◆ To be done
Lines before the one containing "Give me the" are excluded; retype that line and all remaining lines of the material exactly.

=-=-=-=-=

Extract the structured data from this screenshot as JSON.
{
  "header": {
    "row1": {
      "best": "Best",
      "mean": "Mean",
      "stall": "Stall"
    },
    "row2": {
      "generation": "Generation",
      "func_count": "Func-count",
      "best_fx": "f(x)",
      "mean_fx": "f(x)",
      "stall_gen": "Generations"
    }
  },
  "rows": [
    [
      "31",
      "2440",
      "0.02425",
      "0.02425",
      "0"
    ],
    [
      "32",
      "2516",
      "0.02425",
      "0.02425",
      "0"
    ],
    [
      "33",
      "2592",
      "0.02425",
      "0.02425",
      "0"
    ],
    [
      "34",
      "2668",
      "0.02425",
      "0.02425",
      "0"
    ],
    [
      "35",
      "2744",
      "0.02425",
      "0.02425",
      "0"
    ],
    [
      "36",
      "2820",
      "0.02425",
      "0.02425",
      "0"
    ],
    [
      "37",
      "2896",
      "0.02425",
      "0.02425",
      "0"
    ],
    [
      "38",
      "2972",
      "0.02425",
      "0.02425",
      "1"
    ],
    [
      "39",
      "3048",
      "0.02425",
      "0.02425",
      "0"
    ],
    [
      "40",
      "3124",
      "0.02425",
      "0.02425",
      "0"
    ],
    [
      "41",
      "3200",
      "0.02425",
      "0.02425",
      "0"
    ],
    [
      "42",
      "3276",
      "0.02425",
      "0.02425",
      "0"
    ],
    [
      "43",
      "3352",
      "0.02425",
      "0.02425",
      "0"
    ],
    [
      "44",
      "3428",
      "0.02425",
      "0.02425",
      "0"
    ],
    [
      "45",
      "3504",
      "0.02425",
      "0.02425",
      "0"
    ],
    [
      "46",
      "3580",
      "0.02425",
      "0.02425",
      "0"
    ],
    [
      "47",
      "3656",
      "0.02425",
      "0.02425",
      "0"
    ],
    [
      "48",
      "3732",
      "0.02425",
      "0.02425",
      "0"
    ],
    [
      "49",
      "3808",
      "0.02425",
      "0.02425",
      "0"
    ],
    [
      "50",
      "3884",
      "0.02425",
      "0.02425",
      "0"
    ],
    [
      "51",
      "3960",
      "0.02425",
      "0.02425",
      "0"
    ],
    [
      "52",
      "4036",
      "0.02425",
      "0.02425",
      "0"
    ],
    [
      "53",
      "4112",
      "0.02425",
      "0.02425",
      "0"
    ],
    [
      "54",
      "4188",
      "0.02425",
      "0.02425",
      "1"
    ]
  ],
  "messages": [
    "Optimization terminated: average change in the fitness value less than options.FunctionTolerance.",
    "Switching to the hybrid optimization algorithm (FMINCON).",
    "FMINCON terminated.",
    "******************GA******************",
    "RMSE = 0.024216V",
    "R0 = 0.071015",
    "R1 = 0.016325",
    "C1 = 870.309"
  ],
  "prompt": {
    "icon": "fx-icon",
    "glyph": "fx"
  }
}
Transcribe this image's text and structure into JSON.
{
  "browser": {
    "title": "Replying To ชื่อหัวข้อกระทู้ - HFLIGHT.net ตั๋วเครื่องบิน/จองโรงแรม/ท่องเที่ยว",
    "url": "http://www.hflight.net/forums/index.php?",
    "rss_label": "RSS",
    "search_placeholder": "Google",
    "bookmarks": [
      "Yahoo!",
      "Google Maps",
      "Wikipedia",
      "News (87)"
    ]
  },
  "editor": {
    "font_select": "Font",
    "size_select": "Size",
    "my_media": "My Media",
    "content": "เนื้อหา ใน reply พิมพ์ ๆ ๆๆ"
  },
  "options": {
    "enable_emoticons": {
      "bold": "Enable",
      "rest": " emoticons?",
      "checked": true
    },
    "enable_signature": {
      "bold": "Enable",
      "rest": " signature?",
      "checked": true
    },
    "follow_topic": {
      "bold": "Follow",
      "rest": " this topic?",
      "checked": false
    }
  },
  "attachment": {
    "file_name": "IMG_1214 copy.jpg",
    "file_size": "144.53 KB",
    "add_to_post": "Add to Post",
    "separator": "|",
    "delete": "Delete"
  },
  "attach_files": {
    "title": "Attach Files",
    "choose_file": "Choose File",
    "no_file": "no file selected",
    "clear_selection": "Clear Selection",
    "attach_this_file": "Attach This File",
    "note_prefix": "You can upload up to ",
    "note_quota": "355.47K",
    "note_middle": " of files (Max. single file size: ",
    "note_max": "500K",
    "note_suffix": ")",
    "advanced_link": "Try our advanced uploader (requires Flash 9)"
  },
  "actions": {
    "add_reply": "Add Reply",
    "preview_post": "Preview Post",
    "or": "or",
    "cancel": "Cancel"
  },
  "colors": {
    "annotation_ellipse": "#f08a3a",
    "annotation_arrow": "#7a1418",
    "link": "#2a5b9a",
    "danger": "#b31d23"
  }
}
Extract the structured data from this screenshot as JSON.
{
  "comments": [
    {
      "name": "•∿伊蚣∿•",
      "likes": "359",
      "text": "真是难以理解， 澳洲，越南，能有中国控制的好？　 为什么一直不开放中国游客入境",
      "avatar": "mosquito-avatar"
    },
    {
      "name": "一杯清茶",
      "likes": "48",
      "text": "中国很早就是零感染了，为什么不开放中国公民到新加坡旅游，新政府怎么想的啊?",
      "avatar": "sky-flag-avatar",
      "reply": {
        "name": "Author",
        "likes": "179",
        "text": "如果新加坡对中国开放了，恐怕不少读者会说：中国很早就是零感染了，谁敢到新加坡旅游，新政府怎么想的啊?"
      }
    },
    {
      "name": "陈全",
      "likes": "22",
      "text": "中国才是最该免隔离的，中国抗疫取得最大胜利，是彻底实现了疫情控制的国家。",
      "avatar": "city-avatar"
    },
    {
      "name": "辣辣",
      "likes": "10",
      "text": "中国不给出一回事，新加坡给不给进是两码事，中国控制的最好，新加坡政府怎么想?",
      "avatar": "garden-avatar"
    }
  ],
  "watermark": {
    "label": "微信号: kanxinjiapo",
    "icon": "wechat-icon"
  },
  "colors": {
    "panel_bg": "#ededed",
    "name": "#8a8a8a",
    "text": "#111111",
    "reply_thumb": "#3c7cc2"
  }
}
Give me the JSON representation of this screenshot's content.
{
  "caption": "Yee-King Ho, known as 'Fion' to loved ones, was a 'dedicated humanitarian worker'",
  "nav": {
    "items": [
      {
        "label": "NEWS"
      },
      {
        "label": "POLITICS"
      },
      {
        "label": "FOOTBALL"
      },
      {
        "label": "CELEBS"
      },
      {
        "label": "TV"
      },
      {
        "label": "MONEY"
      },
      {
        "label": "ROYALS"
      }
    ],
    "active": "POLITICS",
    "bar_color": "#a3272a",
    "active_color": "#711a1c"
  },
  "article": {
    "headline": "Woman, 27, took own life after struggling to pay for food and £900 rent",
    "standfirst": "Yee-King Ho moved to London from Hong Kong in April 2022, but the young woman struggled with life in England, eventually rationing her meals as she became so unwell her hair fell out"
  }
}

=-=-=-=-=

◆ The response
Give me the JSON representation of this screenshot's content.
{
  "caption": "Yee-King Ho, known as 'Fion' to loved ones, was a 'dedicated humanitarian worker'",
  "nav": {
    "items": [
      {
        "label": "NEWS"
      },
      {
        "label": "POLITICS"
      },
      {
        "label": "FOOTBALL"
      },
      {
        "label": "CELEBS"
      },
      {
        "label": "TV"
      },
      {
        "label": "MONEY"
      },
      {
        "label": "ROYALS"
      }
    ],
    "active": "POLITICS",
    "bar_color": "#a3272a",
    "active_color": "#711a1c"
  },
  "article": {
    "headline": "Woman, 27, took own life after struggling to pay for food and £900 rent",
    "standfirst": "Yee-King Ho moved to London from Hong Kong in April 2022, but the young woman struggled with life in England, eventually rationing her meals as she became so unwell her hair fell out"
  }
}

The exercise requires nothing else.